• **EXERCISE TASK**
All of the entries must be reproduced exactly, with no images carried over.

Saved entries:
● ● ● ● ●

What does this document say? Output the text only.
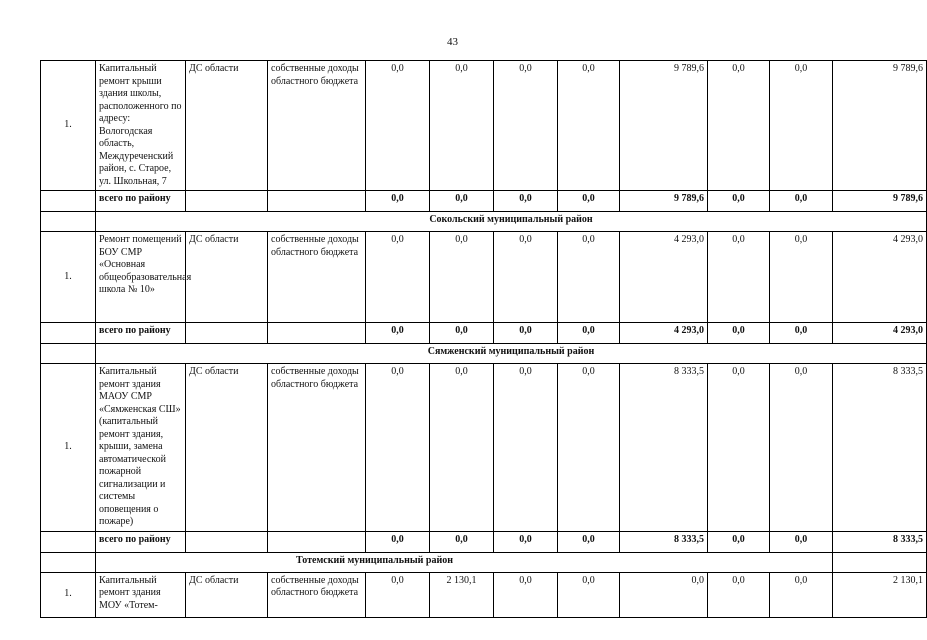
43
1.	Капитальный ремонт крыши здания школы, расположенного по адресу: Вологодская область, Междуреченский район, с. Старое, ул. Школьная, 7	ДС области	собственные доходы областного бюджета	0,0	0,0	0,0	0,0	9 789,6	0,0	0,0	9 789,6
	всего по району			0,0	0,0	0,0	0,0	9 789,6	0,0	0,0	9 789,6
	Сокольский муниципальный район										
1.	Ремонт помещений БОУ СМР «Основная общеобразовательная школа № 10»	ДС области	собственные доходы областного бюджета	0,0	0,0	0,0	0,0	4 293,0	0,0	0,0	4 293,0
	всего по району			0,0	0,0	0,0	0,0	4 293,0	0,0	0,0	4 293,0
	Сямженский муниципальный район										
1.	Капитальный ремонт здания МАОУ СМР «Сямженская СШ» (капитальный ремонт здания, крыши, замена автоматической пожарной сигнализации и системы оповещения о пожаре)	ДС области	собственные доходы областного бюджета	0,0	0,0	0,0	0,0	8 333,5	0,0	0,0	8 333,5
	всего по району			0,0	0,0	0,0	0,0	8 333,5	0,0	0,0	8 333,5
	Тотемский муниципальный район										
1.	Капитальный ремонт здания МОУ «Тотем-	ДС области	собственные доходы областного бюджета	0,0	2 130,1	0,0	0,0	0,0	0,0	0,0	2 130,1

● ● ● ● ●

• **EXERCISE RESPONSE**
What does this document say? Output the text only.
43
1.	Капитальный ремонт крыши здания школы, расположенного по адресу: Вологодская область, Междуреченский район, с. Старое, ул. Школьная, 7	ДС области	собственные доходы областного бюджета	0,0	0,0	0,0	0,0	9 789,6	0,0	0,0	9 789,6
	всего по району			0,0	0,0	0,0	0,0	9 789,6	0,0	0,0	9 789,6
	Сокольский муниципальный район										
1.	Ремонт помещений БОУ СМР «Основная общеобразовательная школа № 10»	ДС области	собственные доходы областного бюджета	0,0	0,0	0,0	0,0	4 293,0	0,0	0,0	4 293,0
	всего по району			0,0	0,0	0,0	0,0	4 293,0	0,0	0,0	4 293,0
	Сямженский муниципальный район										
1.	Капитальный ремонт здания МАОУ СМР «Сямженская СШ» (капитальный ремонт здания, крыши, замена автоматической пожарной сигнализации и системы оповещения о пожаре)	ДС области	собственные доходы областного бюджета	0,0	0,0	0,0	0,0	8 333,5	0,0	0,0	8 333,5
	всего по району			0,0	0,0	0,0	0,0	8 333,5	0,0	0,0	8 333,5
	Тотемский муниципальный район										
1.	Капитальный ремонт здания МОУ «Тотем-	ДС области	собственные доходы областного бюджета	0,0	2 130,1	0,0	0,0	0,0	0,0	0,0	2 130,1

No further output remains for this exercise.